>> begin

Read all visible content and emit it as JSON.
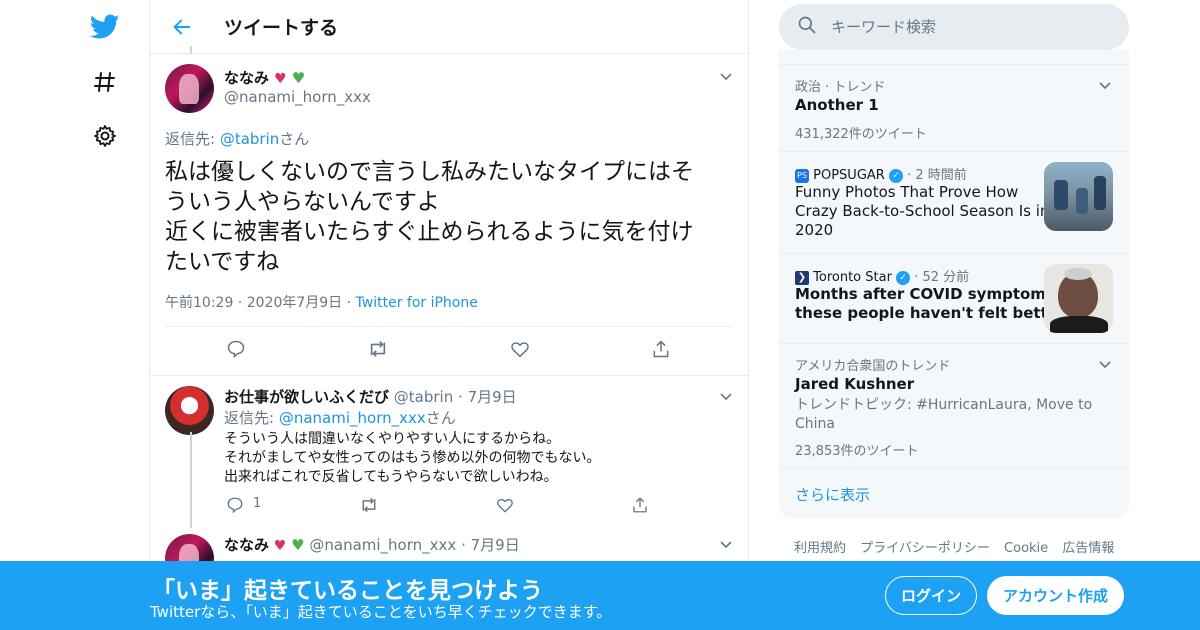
{
  "nav": {
    "icons": [
      "twitter-bird-icon",
      "hashtag-icon",
      "gear-icon"
    ]
  },
  "header": {
    "title": "ツイートする"
  },
  "focus_tweet": {
    "name": "ななみ",
    "handle": "@nanami_horn_xxx",
    "reply_prefix": "返信先: ",
    "reply_to": "@tabrin",
    "reply_suffix": "さん",
    "text_line1": "私は優しくないので言うし私みたいなタイプにはそ",
    "text_line2": "ういう人やらないんですよ",
    "text_line3": "近くに被害者いたらすぐ止められるように気を付け",
    "text_line4": "たいですね",
    "time": "午前10:29",
    "date": "2020年7月9日",
    "source": "Twitter for iPhone"
  },
  "reply1": {
    "name": "お仕事が欲しいふくだび",
    "handle": "@tabrin",
    "date": "7月9日",
    "reply_prefix": "返信先: ",
    "reply_to": "@nanami_horn_xxx",
    "reply_suffix": "さん",
    "line1": "そういう人は間違いなくやりやすい人にするからね。",
    "line2": "それがましてや女性ってのはもう惨め以外の何物でもない。",
    "line3": "出来ればこれで反省してもうやらないで欲しいわね。",
    "reply_count": "1"
  },
  "reply2": {
    "name": "ななみ",
    "handle": "@nanami_horn_xxx",
    "date": "7月9日"
  },
  "search": {
    "placeholder": "キーワード検索"
  },
  "trends": [
    {
      "context": "政治 · トレンド",
      "title": "Another 1",
      "count": "431,322件のツイート"
    },
    {
      "source": "POPSUGAR",
      "time": "2 時間前",
      "title1": "Funny Photos That Prove How",
      "title2": "Crazy Back-to-School Season Is in",
      "title3": "2020"
    },
    {
      "source": "Toronto Star",
      "time": "52 分前",
      "title1": "Months after COVID symptoms,",
      "title2": "these people haven't felt better"
    },
    {
      "context": "アメリカ合衆国のトレンド",
      "title": "Jared Kushner",
      "topic1": "トレンドトピック: #HurricanLaura, Move to",
      "topic2": "China",
      "count": "23,853件のツイート"
    }
  ],
  "show_more": "さらに表示",
  "footer": [
    "利用規約",
    "プライバシーポリシー",
    "Cookie",
    "広告情報"
  ],
  "banner": {
    "title": "「いま」起きていることを見つけよう",
    "subtitle": "Twitterなら、「いま」起きていることをいち早くチェックできます。",
    "login": "ログイン",
    "signup": "アカウント作成"
  },
  "colors": {
    "accent": "#1da1f2",
    "link": "#1b95e0",
    "text": "#14171a",
    "muted": "#657786",
    "border": "#e6ecf0",
    "panel": "#f5f8fa"
  }
}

>> end

Print each line of the material above exactly, with the pictures removed from your copy.

Read all visible content and emit it as JSON.
{
  "nav": {
    "icons": [
      "twitter-bird-icon",
      "hashtag-icon",
      "gear-icon"
    ]
  },
  "header": {
    "title": "ツイートする"
  },
  "focus_tweet": {
    "name": "ななみ",
    "handle": "@nanami_horn_xxx",
    "reply_prefix": "返信先: ",
    "reply_to": "@tabrin",
    "reply_suffix": "さん",
    "text_line1": "私は優しくないので言うし私みたいなタイプにはそ",
    "text_line2": "ういう人やらないんですよ",
    "text_line3": "近くに被害者いたらすぐ止められるように気を付け",
    "text_line4": "たいですね",
    "time": "午前10:29",
    "date": "2020年7月9日",
    "source": "Twitter for iPhone"
  },
  "reply1": {
    "name": "お仕事が欲しいふくだび",
    "handle": "@tabrin",
    "date": "7月9日",
    "reply_prefix": "返信先: ",
    "reply_to": "@nanami_horn_xxx",
    "reply_suffix": "さん",
    "line1": "そういう人は間違いなくやりやすい人にするからね。",
    "line2": "それがましてや女性ってのはもう惨め以外の何物でもない。",
    "line3": "出来ればこれで反省してもうやらないで欲しいわね。",
    "reply_count": "1"
  },
  "reply2": {
    "name": "ななみ",
    "handle": "@nanami_horn_xxx",
    "date": "7月9日"
  },
  "search": {
    "placeholder": "キーワード検索"
  },
  "trends": [
    {
      "context": "政治 · トレンド",
      "title": "Another 1",
      "count": "431,322件のツイート"
    },
    {
      "source": "POPSUGAR",
      "time": "2 時間前",
      "title1": "Funny Photos That Prove How",
      "title2": "Crazy Back-to-School Season Is in",
      "title3": "2020"
    },
    {
      "source": "Toronto Star",
      "time": "52 分前",
      "title1": "Months after COVID symptoms,",
      "title2": "these people haven't felt better"
    },
    {
      "context": "アメリカ合衆国のトレンド",
      "title": "Jared Kushner",
      "topic1": "トレンドトピック: #HurricanLaura, Move to",
      "topic2": "China",
      "count": "23,853件のツイート"
    }
  ],
  "show_more": "さらに表示",
  "footer": [
    "利用規約",
    "プライバシーポリシー",
    "Cookie",
    "広告情報"
  ],
  "banner": {
    "title": "「いま」起きていることを見つけよう",
    "subtitle": "Twitterなら、「いま」起きていることをいち早くチェックできます。",
    "login": "ログイン",
    "signup": "アカウント作成"
  },
  "colors": {
    "accent": "#1da1f2",
    "link": "#1b95e0",
    "text": "#14171a",
    "muted": "#657786",
    "border": "#e6ecf0",
    "panel": "#f5f8fa"
  }
}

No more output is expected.